Stored rows

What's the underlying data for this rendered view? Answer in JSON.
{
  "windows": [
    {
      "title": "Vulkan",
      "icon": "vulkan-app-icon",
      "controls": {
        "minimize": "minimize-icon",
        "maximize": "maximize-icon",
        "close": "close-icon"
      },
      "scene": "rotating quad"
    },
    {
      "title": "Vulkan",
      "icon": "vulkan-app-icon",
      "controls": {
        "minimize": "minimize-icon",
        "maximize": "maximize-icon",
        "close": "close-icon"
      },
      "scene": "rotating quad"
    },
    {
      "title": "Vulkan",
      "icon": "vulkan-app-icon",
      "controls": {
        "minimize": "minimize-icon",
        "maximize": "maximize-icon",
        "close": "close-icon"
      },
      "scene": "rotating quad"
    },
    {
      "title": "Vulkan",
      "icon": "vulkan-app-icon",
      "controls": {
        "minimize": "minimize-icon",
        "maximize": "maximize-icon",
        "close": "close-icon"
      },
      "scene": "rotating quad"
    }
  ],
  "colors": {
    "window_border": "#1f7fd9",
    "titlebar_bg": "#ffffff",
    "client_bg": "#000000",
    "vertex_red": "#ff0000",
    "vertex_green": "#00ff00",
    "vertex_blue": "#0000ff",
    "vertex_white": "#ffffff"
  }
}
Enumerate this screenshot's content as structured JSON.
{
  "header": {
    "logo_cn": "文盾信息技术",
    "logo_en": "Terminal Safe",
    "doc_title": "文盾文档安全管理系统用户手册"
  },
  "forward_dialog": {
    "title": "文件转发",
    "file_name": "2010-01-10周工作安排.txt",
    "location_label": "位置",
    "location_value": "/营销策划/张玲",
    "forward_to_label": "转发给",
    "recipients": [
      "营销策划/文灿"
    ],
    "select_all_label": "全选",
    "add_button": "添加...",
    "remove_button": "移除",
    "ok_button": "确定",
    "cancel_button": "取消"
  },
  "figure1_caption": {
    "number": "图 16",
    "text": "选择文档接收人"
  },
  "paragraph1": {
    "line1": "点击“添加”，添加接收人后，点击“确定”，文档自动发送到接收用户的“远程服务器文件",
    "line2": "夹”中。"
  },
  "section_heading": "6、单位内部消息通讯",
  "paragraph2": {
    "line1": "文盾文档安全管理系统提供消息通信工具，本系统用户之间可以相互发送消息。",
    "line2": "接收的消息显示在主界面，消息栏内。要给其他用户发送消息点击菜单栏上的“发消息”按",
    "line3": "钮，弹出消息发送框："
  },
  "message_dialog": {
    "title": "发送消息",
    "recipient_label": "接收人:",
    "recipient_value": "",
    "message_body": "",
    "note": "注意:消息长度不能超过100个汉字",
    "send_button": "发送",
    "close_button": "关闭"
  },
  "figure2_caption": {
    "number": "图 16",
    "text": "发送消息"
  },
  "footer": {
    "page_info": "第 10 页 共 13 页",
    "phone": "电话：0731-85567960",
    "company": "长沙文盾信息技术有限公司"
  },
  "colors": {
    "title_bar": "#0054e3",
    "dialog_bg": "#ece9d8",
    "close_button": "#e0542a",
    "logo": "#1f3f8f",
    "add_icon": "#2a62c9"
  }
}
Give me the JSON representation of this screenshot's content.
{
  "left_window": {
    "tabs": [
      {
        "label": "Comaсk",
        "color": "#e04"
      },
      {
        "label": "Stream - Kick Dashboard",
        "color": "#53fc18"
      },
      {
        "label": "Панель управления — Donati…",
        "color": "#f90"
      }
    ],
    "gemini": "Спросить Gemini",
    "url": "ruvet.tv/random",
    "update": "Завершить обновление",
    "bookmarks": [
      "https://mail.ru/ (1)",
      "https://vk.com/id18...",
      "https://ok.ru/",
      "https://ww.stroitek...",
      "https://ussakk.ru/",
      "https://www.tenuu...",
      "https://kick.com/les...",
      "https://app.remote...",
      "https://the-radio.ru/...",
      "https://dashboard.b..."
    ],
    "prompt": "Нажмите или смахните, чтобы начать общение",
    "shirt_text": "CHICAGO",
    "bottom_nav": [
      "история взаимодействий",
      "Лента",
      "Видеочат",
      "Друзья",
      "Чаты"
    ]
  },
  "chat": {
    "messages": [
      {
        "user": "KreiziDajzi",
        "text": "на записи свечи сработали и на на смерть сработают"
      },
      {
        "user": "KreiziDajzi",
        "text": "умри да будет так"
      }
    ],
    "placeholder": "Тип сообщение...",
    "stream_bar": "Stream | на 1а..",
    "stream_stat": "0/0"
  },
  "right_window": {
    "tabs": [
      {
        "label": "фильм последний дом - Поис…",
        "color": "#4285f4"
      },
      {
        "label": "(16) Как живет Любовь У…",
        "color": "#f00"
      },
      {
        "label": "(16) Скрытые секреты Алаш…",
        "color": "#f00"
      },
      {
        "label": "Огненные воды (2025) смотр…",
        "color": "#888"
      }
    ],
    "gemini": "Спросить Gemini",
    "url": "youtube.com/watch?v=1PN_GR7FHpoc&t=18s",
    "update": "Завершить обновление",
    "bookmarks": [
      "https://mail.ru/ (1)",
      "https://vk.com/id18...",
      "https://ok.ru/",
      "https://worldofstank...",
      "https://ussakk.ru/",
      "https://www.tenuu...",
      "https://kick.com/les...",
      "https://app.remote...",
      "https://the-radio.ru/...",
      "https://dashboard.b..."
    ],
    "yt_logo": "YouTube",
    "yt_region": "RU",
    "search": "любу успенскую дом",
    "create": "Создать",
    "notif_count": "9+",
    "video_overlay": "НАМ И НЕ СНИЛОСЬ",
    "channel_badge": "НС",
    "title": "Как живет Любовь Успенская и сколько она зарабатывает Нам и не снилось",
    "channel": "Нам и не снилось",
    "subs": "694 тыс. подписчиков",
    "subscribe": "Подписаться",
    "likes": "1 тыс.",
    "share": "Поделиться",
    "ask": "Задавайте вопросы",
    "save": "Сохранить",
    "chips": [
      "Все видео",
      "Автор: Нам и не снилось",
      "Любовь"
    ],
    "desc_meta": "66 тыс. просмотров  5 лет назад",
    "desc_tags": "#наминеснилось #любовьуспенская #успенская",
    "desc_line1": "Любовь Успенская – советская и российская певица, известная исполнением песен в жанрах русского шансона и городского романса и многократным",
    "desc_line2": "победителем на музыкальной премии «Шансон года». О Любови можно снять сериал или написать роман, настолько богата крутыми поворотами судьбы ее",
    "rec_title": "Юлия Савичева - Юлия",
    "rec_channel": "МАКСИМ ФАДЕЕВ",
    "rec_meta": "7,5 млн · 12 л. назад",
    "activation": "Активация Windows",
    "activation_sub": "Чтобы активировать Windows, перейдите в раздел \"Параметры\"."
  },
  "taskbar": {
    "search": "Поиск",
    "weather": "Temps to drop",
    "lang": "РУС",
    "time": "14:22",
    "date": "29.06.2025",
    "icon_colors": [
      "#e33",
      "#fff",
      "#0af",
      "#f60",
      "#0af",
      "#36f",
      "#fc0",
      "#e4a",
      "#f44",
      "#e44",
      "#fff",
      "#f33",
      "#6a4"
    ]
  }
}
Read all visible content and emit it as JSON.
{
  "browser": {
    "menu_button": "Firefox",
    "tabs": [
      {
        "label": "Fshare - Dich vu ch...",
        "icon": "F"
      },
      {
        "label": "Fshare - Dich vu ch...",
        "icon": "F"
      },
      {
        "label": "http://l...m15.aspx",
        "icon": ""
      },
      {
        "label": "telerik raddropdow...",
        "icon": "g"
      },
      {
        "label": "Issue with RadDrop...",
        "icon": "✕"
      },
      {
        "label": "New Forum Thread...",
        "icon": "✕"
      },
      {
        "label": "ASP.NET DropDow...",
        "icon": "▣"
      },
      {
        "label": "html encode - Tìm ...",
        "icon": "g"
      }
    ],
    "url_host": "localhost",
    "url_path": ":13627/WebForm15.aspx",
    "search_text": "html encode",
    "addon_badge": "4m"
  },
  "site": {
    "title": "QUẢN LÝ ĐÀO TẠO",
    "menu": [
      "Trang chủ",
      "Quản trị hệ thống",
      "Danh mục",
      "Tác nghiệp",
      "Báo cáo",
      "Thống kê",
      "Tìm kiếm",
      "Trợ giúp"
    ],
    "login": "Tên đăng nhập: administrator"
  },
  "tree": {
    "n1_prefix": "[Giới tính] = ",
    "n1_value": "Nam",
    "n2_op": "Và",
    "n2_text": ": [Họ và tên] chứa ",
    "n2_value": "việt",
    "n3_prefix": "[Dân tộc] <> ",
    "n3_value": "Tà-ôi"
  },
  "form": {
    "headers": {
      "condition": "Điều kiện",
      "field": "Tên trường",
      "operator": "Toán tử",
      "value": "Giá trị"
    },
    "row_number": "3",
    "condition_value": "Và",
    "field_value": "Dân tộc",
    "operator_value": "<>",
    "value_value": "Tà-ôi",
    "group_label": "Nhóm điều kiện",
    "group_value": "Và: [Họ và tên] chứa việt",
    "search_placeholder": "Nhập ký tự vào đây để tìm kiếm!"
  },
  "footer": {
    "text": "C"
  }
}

Work instructions
List every line in the records above that contains the word "ffffff".

Result
    "titlebar_bg": "#ffffff",
    "vertex_white": "#ffffff"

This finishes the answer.